• _Goal_:
Gather every line below where "image" appears.

• _Information given_:

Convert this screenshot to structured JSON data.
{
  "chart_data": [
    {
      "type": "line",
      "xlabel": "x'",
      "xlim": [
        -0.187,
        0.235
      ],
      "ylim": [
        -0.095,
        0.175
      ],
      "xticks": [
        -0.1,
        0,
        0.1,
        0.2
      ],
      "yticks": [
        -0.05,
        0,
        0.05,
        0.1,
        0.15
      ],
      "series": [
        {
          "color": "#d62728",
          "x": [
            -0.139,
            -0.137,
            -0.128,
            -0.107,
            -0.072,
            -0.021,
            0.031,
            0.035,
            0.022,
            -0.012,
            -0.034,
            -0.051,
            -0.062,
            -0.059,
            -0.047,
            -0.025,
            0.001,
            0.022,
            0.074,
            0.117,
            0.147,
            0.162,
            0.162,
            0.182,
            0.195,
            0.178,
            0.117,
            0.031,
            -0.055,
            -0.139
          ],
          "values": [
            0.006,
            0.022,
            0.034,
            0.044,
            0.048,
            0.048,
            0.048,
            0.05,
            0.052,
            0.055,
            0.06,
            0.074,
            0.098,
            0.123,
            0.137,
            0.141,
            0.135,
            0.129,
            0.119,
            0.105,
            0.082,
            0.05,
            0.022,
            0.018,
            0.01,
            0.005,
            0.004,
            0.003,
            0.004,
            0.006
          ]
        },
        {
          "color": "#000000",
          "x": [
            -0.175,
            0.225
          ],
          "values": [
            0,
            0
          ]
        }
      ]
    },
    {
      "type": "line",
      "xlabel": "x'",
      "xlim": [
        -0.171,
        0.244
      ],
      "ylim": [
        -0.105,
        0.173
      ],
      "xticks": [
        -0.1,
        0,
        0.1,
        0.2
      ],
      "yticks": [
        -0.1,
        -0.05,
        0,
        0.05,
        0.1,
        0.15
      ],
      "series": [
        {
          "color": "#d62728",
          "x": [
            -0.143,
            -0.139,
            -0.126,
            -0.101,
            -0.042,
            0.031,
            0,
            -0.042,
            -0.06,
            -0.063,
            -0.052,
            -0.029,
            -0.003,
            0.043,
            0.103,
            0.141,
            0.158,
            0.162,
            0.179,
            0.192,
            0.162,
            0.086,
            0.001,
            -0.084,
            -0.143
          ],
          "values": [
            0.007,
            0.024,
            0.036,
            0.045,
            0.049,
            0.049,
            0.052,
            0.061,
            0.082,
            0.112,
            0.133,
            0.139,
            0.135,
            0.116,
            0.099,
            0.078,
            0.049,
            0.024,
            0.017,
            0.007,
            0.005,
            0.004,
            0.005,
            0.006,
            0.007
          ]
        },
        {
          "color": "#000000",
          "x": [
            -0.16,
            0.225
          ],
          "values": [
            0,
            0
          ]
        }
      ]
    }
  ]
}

* * *

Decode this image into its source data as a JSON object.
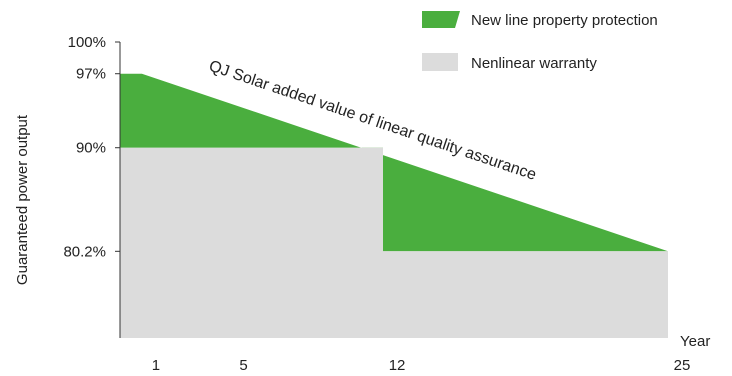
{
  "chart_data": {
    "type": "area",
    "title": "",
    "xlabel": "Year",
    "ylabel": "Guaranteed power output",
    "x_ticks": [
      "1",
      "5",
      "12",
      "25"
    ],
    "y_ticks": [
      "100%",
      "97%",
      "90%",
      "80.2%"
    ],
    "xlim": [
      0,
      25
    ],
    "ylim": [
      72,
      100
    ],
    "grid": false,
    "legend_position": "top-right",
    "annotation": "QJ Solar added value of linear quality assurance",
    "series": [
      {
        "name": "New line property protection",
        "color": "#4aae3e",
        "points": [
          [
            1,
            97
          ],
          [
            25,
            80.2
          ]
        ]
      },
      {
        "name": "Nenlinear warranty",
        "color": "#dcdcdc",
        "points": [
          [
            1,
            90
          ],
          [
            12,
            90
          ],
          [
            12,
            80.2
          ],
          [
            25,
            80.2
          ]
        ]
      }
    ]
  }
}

---

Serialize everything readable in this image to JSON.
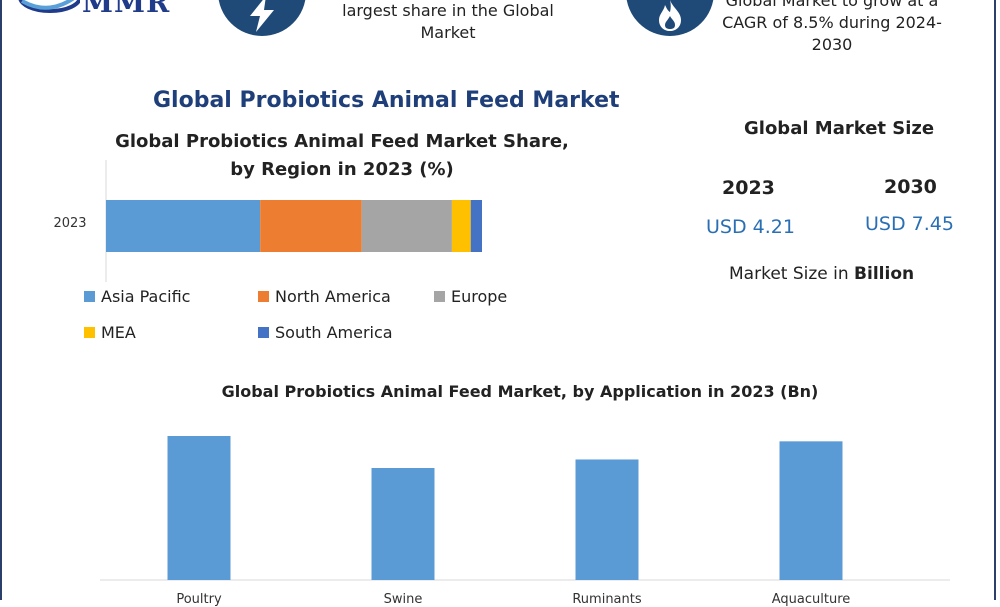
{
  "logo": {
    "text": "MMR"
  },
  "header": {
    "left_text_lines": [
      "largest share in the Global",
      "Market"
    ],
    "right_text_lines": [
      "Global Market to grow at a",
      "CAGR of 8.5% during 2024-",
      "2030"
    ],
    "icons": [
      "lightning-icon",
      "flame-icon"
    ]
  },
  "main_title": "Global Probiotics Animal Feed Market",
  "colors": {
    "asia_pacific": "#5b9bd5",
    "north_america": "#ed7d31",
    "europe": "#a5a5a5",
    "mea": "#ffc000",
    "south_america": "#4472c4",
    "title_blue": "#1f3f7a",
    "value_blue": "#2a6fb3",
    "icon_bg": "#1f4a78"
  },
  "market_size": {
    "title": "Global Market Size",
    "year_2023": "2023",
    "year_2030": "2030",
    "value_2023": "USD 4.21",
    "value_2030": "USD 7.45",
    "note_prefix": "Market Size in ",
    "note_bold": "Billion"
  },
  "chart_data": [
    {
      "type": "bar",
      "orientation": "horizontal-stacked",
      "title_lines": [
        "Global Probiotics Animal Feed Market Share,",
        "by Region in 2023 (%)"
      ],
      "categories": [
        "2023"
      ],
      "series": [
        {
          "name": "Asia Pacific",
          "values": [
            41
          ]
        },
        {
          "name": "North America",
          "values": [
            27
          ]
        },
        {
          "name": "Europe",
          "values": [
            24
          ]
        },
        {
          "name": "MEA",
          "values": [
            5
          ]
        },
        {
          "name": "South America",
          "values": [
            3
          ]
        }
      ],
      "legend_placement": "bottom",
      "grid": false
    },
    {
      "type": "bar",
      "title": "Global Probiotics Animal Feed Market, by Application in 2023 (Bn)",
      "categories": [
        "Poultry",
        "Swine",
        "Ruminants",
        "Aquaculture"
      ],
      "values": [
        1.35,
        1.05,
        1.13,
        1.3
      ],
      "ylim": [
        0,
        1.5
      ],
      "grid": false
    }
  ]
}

• _Exercise result_:
Decode this image into its source data as a JSON object.
Serialize everything readable in this image to JSON.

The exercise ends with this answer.